## Excerpted records

::::

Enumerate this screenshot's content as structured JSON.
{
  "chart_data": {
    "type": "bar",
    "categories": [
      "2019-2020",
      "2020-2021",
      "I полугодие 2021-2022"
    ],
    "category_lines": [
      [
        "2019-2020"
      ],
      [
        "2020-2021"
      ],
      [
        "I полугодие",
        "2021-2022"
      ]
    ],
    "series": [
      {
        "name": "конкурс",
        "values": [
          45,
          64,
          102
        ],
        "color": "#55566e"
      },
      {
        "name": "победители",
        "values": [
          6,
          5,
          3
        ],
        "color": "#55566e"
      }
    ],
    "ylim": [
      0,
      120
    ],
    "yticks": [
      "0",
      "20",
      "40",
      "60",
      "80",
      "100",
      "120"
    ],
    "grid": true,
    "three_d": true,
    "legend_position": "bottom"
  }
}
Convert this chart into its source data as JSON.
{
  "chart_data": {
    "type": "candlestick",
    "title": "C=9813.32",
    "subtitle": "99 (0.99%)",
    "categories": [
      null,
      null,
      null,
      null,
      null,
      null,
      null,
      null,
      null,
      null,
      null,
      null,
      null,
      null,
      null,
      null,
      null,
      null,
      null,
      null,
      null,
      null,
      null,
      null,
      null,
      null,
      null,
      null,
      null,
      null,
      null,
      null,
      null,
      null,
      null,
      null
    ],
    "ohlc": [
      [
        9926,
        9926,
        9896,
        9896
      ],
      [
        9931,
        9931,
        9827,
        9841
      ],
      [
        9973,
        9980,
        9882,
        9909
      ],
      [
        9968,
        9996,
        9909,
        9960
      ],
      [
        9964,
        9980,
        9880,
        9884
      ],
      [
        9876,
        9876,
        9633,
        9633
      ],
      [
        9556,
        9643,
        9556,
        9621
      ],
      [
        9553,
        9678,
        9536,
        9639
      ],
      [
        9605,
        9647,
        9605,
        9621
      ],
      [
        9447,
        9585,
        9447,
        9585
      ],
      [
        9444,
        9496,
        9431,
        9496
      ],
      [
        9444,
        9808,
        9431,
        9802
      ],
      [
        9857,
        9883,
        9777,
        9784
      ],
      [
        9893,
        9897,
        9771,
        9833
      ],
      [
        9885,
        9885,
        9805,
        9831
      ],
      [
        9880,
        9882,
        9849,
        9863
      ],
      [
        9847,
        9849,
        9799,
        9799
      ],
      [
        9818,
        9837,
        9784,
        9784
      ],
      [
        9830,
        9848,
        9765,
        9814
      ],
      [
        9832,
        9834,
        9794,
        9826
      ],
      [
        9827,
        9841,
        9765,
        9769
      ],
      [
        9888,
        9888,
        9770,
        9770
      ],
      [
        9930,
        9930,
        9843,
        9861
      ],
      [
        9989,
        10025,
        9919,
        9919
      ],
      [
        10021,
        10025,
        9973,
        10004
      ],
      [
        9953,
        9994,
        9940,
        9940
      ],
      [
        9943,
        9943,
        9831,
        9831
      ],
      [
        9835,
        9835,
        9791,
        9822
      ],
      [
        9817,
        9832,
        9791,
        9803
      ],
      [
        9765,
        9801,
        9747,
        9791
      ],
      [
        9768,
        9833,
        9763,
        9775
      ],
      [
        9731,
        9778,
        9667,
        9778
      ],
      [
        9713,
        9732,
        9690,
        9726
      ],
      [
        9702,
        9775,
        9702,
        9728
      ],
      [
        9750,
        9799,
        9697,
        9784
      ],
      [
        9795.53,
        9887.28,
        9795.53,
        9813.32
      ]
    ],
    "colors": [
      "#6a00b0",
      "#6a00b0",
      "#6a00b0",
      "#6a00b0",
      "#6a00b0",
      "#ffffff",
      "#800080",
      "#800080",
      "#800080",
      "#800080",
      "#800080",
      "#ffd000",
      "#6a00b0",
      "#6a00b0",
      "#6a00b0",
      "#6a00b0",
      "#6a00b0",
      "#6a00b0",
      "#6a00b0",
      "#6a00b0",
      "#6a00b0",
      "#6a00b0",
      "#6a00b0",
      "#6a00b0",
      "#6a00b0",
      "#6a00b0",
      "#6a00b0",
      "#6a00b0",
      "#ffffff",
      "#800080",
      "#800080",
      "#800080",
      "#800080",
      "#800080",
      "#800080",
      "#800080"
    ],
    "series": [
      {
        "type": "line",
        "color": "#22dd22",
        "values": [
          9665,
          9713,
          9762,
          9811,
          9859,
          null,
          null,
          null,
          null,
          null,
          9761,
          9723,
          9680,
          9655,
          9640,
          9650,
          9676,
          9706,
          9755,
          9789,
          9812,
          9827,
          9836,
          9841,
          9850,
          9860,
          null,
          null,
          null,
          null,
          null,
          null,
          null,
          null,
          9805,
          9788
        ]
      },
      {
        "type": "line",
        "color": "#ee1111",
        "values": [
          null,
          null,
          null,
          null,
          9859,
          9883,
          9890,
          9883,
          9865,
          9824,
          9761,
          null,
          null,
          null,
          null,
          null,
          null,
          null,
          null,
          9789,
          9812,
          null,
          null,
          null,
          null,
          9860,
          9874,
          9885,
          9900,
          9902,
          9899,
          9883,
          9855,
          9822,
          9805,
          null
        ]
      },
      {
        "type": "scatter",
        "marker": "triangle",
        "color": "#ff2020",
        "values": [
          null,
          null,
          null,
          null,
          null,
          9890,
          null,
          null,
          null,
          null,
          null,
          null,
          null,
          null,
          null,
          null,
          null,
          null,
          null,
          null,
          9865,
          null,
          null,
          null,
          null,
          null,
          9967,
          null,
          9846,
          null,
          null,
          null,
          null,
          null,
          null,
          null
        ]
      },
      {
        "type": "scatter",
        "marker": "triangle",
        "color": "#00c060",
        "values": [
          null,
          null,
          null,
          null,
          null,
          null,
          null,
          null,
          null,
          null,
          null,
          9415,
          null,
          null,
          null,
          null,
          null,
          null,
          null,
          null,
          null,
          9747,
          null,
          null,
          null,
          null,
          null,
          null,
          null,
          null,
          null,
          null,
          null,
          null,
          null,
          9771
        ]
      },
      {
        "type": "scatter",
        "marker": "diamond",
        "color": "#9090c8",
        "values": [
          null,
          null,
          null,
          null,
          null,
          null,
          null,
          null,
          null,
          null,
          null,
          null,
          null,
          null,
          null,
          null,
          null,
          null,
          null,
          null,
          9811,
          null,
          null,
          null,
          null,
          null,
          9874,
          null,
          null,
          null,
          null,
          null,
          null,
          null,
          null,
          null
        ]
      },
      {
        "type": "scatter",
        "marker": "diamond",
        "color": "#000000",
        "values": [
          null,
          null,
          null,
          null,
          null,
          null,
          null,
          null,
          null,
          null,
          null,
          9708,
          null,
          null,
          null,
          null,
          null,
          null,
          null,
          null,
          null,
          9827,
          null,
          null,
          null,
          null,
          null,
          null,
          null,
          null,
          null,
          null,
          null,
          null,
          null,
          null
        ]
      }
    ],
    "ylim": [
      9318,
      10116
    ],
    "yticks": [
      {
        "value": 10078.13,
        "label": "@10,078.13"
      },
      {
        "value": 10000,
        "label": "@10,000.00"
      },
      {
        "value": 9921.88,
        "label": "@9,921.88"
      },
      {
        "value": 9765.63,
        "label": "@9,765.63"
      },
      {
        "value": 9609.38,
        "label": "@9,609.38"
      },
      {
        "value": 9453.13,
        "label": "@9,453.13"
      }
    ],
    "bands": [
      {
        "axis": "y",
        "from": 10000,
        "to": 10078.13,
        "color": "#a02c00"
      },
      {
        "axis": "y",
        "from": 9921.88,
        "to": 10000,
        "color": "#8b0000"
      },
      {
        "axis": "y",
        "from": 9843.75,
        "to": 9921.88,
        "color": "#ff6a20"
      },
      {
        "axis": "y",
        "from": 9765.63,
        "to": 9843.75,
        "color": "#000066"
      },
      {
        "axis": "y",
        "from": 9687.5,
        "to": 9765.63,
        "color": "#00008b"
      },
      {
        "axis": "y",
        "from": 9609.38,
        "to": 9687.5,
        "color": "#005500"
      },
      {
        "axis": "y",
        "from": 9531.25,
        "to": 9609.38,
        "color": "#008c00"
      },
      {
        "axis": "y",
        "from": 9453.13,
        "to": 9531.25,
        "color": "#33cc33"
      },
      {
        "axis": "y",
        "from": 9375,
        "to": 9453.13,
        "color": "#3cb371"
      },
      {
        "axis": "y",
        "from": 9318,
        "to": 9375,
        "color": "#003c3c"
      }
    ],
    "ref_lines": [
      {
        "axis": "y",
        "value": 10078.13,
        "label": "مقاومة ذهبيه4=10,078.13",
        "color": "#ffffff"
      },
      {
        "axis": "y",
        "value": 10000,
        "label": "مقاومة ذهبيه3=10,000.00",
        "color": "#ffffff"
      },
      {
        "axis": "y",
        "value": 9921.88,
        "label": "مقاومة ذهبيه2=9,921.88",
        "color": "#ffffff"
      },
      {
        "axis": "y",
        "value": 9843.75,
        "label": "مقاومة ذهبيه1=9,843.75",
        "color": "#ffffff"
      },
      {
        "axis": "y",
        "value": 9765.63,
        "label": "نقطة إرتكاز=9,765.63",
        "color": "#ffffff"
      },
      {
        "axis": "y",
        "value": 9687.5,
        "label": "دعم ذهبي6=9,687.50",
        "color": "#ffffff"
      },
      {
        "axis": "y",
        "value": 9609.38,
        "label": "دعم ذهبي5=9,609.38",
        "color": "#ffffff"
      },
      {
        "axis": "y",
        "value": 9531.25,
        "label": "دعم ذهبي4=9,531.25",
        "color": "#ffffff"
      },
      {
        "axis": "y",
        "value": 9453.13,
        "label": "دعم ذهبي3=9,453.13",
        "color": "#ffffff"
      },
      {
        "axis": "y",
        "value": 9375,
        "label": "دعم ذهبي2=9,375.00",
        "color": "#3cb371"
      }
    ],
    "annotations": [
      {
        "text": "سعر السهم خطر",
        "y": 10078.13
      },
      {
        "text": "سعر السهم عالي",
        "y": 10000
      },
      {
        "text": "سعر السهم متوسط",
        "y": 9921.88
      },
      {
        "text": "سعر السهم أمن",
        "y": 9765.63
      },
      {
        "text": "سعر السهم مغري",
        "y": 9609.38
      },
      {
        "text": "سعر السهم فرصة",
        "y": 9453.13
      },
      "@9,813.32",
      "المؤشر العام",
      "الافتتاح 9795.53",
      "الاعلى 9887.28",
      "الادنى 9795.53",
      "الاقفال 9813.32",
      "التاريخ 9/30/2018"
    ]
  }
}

::::

## Task brief
Where a line of the entries contains the word "from", copy that line.

## Result of the exercise
        "from": 10000,
        "from": 9921.88,
        "from": 9843.75,
        "from": 9765.63,
        "from": 9687.5,
        "from": 9609.38,
        "from": 9531.25,
        "from": 9453.13,
        "from": 9375,
        "from": 9318,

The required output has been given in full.